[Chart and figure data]
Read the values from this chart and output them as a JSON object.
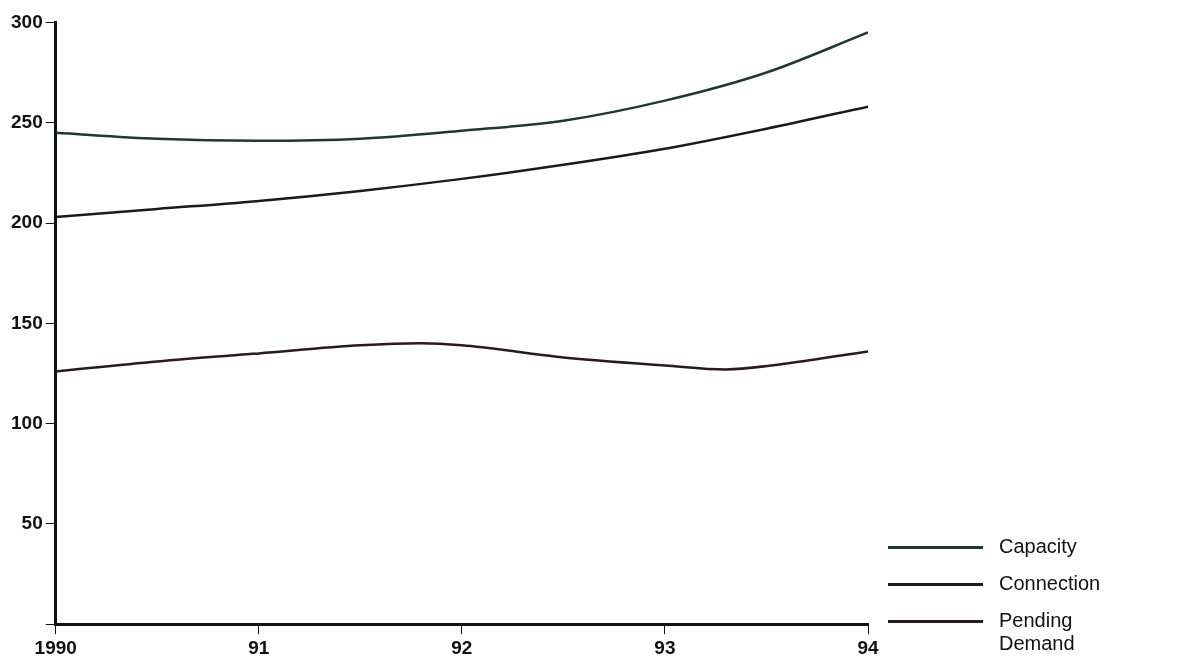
{
  "chart_data": {
    "type": "line",
    "x": [
      1990,
      1990.5,
      1991,
      1991.5,
      1992,
      1992.5,
      1993,
      1993.5,
      1994
    ],
    "xlim": [
      1990,
      1994
    ],
    "xticks": [
      {
        "value": 1990,
        "label": "1990"
      },
      {
        "value": 1991,
        "label": "91"
      },
      {
        "value": 1992,
        "label": "92"
      },
      {
        "value": 1993,
        "label": "93"
      },
      {
        "value": 1994,
        "label": "94"
      }
    ],
    "ylim": [
      0,
      300
    ],
    "yticks": [
      {
        "value": 0,
        "label": null
      },
      50,
      100,
      150,
      200,
      250,
      300
    ],
    "legend": "bottom right",
    "grid": false,
    "marker": "none",
    "line_style": "solid",
    "series": [
      {
        "name": "Capacity",
        "color": "#1f3a2c",
        "values": [
          245,
          242,
          241,
          242,
          246,
          251,
          261,
          275,
          295
        ]
      },
      {
        "name": "Connection",
        "color": "#1a1a1a",
        "values": [
          203,
          207,
          211,
          216,
          222,
          229,
          237,
          247,
          258
        ]
      },
      {
        "name": "Pending Demand",
        "color": "#2a1a1a",
        "x": [
          1990,
          1990.5,
          1991,
          1991.5,
          1991.8,
          1992,
          1992.5,
          1993,
          1993.3,
          1993.6,
          1994
        ],
        "values": [
          126,
          131,
          135,
          139,
          140,
          139,
          133,
          129,
          127,
          130,
          136
        ]
      }
    ]
  }
}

# [EXERCISE DESCRIPTION]
List every line in the records above that contains the word "label".

# [IN RESPONSE]
        "label": "1990"
        "label": "91"
        "label": "92"
        "label": "93"
        "label": "94"
        "label": null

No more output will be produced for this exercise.